Each line below that contains "geworden" counts once; report the total and nothing more.

------ Excerpted records ------

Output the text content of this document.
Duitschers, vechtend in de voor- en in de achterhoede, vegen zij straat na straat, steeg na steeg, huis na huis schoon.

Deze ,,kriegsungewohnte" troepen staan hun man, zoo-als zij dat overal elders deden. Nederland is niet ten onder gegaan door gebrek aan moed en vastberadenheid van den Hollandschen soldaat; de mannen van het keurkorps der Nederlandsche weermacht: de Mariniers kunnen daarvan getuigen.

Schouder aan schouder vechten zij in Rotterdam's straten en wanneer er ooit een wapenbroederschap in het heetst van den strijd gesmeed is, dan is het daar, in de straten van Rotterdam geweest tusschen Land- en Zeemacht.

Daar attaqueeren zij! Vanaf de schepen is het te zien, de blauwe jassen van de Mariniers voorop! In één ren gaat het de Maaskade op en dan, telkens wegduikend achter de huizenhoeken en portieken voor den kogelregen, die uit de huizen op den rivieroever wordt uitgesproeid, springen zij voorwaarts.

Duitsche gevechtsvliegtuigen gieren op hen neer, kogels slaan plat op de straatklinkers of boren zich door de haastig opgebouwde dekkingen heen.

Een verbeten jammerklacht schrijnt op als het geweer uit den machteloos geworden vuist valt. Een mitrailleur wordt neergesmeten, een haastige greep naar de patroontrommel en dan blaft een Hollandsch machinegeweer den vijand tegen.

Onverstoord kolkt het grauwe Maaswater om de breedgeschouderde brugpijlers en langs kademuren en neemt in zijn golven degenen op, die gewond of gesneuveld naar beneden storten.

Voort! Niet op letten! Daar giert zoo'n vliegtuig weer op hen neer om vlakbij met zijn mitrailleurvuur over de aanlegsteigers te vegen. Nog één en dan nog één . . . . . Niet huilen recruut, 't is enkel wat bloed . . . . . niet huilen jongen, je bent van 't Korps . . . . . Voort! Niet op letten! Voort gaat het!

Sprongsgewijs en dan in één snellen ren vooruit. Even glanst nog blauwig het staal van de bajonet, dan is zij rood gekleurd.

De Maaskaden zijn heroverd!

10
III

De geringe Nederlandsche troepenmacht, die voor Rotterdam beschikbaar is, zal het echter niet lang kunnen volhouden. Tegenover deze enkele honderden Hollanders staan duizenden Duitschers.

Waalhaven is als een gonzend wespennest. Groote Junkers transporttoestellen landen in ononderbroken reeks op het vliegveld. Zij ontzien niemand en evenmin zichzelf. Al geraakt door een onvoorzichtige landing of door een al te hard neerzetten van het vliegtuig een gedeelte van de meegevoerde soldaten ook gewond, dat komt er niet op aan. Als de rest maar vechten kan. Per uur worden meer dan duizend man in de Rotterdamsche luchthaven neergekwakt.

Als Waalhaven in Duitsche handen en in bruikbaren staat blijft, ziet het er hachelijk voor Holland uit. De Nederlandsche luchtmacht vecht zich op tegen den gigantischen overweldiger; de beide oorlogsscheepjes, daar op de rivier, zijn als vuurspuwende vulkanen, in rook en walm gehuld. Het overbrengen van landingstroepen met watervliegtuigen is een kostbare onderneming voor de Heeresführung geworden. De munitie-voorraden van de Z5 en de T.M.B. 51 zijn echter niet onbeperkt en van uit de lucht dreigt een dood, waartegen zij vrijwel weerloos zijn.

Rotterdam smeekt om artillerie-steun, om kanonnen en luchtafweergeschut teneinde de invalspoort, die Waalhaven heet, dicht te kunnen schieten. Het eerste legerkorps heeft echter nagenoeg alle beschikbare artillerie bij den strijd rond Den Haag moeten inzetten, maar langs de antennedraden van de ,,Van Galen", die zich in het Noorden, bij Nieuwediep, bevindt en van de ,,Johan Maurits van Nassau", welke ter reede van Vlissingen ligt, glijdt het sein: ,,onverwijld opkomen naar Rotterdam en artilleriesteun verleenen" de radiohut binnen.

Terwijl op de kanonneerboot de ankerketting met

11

------

◆ Answer to the problem ◆
2